# WHAT IS EXPECTED
Copy the items word for word, from the line with "checkbox-partial [372,540,394,544]" up to and including the line with "table-cell: 1500 [596,779,630,796]".

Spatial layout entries
-*-
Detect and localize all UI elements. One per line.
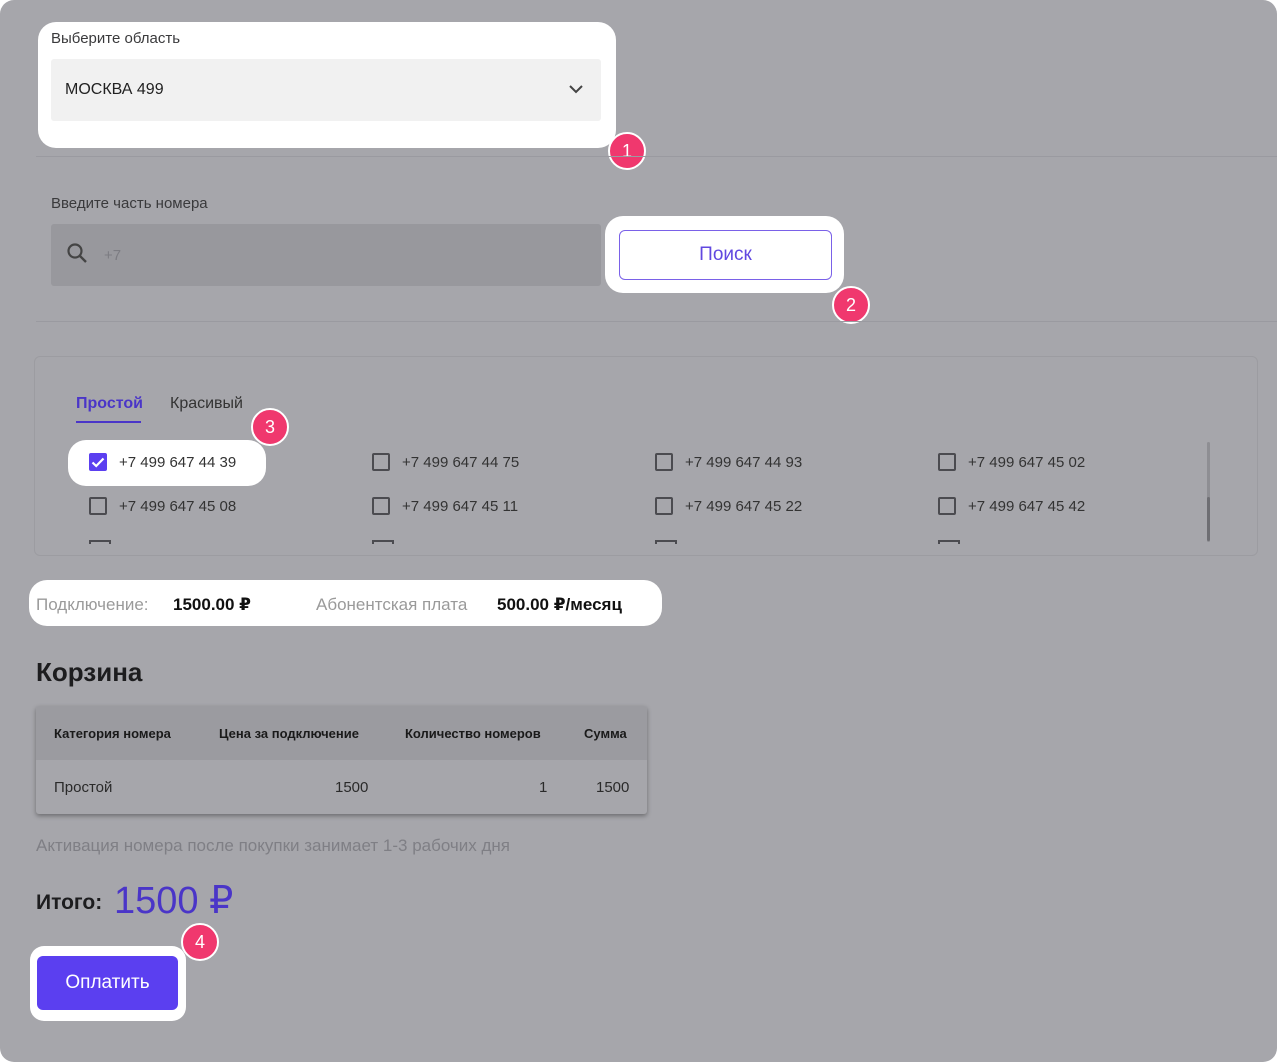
checkbox-partial [372,540,394,544]
search-button[interactable]: Поиск [619,230,832,280]
checkbox[interactable] [372,497,390,515]
table-cell: 1 [539,779,548,796]
checkbox[interactable] [372,453,390,471]
number-label: +7 499 647 45 02 [968,453,1086,471]
connection-label: Подключение: [36,595,149,614]
column-header: Цена за подключение [219,726,359,741]
step-badge-4: 4 [181,923,219,961]
checkbox-partial [938,540,960,544]
cart-table: Категория номера Цена за подключение Кол… [36,706,647,814]
search-input[interactable] [102,245,546,265]
search-label: Введите часть номера [51,195,208,212]
activation-note: Активация номера после покупки занимает … [36,836,511,855]
number-option[interactable]: +7 499 647 45 02 [938,453,1085,471]
number-label: +7 499 647 45 42 [968,497,1086,515]
checkbox[interactable] [89,497,107,515]
total-value: 1500 ₽ [114,880,234,922]
number-option[interactable]: +7 499 647 45 42 [938,497,1085,515]
table-cell: 1500 [335,779,369,796]
step-badge-1: 1 [608,132,646,170]
number-option[interactable]: +7 499 647 45 22 [655,497,802,515]
table-cell: Простой [54,779,113,796]
step-badge-2: 2 [832,286,870,324]
number-label: +7 499 647 45 22 [685,497,803,515]
number-label: +7 499 647 44 93 [685,453,803,471]
step-badge-3: 3 [251,408,289,446]
checkbox-partial [89,540,111,544]
subscription-value: 500.00 ₽/месяц [497,595,622,614]
column-header: Количество номеров [405,726,541,741]
subscription-label: Абонентская плата [316,595,468,614]
number-option[interactable]: +7 499 647 45 08 [89,497,236,515]
check-icon [91,457,105,468]
table-cell: 1500 [596,779,630,796]
number-option[interactable]: +7 499 647 44 39 [89,453,236,471]
tab-beautiful[interactable]: Красивый [170,395,243,413]
checkbox[interactable] [938,453,956,471]
checkbox-checked[interactable] [89,453,107,471]
checkbox[interactable] [655,453,673,471]
number-label: +7 499 647 45 11 [402,497,519,515]
divider [36,156,1277,157]
scrollbar-thumb[interactable] [1207,497,1210,541]
search-field[interactable] [51,224,601,286]
cart-title: Корзина [36,657,143,687]
column-header: Сумма [584,726,627,741]
number-option[interactable]: +7 499 647 44 75 [372,453,519,471]
page: Выберите область МОСКВА 499 1 Введите ча… [0,0,1277,1062]
checkbox[interactable] [655,497,673,515]
divider [36,321,1277,322]
column-header: Категория номера [54,726,171,741]
pay-button[interactable]: Оплатить [37,956,178,1010]
connection-value: 1500.00 ₽ [173,595,252,614]
tab-simple[interactable]: Простой [76,395,143,413]
number-option[interactable]: +7 499 647 44 93 [655,453,802,471]
cart-table-header: Категория номера Цена за подключение Кол… [36,706,647,760]
number-label: +7 499 647 44 39 [119,453,237,471]
number-label: +7 499 647 44 75 [402,453,520,471]
chevron-down-icon [569,81,583,99]
search-icon [66,242,88,269]
region-selected-value: МОСКВА 499 [65,81,164,98]
total-label: Итого: [36,891,103,914]
checkbox[interactable] [938,497,956,515]
checkbox-partial [655,540,677,544]
active-tab-indicator [76,421,141,423]
number-option[interactable]: +7 499 647 45 11 [372,497,518,515]
region-label: Выберите область [51,30,181,47]
number-label: +7 499 647 45 08 [119,497,237,515]
region-select[interactable]: МОСКВА 499 [51,59,601,121]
-*-
# TASK ANSWER
checkbox-partial [372,540,394,544]
search-button[interactable]: Поиск [619,230,832,280]
checkbox[interactable] [372,497,390,515]
table-cell: 1 [539,779,548,796]
checkbox[interactable] [372,453,390,471]
number-label: +7 499 647 45 02 [968,453,1086,471]
connection-label: Подключение: [36,595,149,614]
column-header: Цена за подключение [219,726,359,741]
step-badge-4: 4 [181,923,219,961]
checkbox-partial [938,540,960,544]
cart-table: Категория номера Цена за подключение Кол… [36,706,647,814]
search-input[interactable] [102,245,546,265]
search-label: Введите часть номера [51,195,208,212]
activation-note: Активация номера после покупки занимает … [36,836,511,855]
number-option[interactable]: +7 499 647 45 02 [938,453,1085,471]
number-label: +7 499 647 45 42 [968,497,1086,515]
checkbox[interactable] [89,497,107,515]
total-value: 1500 ₽ [114,880,234,922]
number-option[interactable]: +7 499 647 45 42 [938,497,1085,515]
table-cell: 1500 [335,779,369,796]
step-badge-1: 1 [608,132,646,170]
number-option[interactable]: +7 499 647 45 22 [655,497,802,515]
table-cell: Простой [54,779,113,796]
step-badge-2: 2 [832,286,870,324]
number-label: +7 499 647 45 22 [685,497,803,515]
number-label: +7 499 647 44 93 [685,453,803,471]
step-badge-3: 3 [251,408,289,446]
checkbox-partial [89,540,111,544]
subscription-value: 500.00 ₽/месяц [497,595,622,614]
column-header: Количество номеров [405,726,541,741]
subscription-label: Абонентская плата [316,595,468,614]
number-option[interactable]: +7 499 647 45 08 [89,497,236,515]
check-icon [91,457,105,468]
table-cell: 1500 [596,779,630,796]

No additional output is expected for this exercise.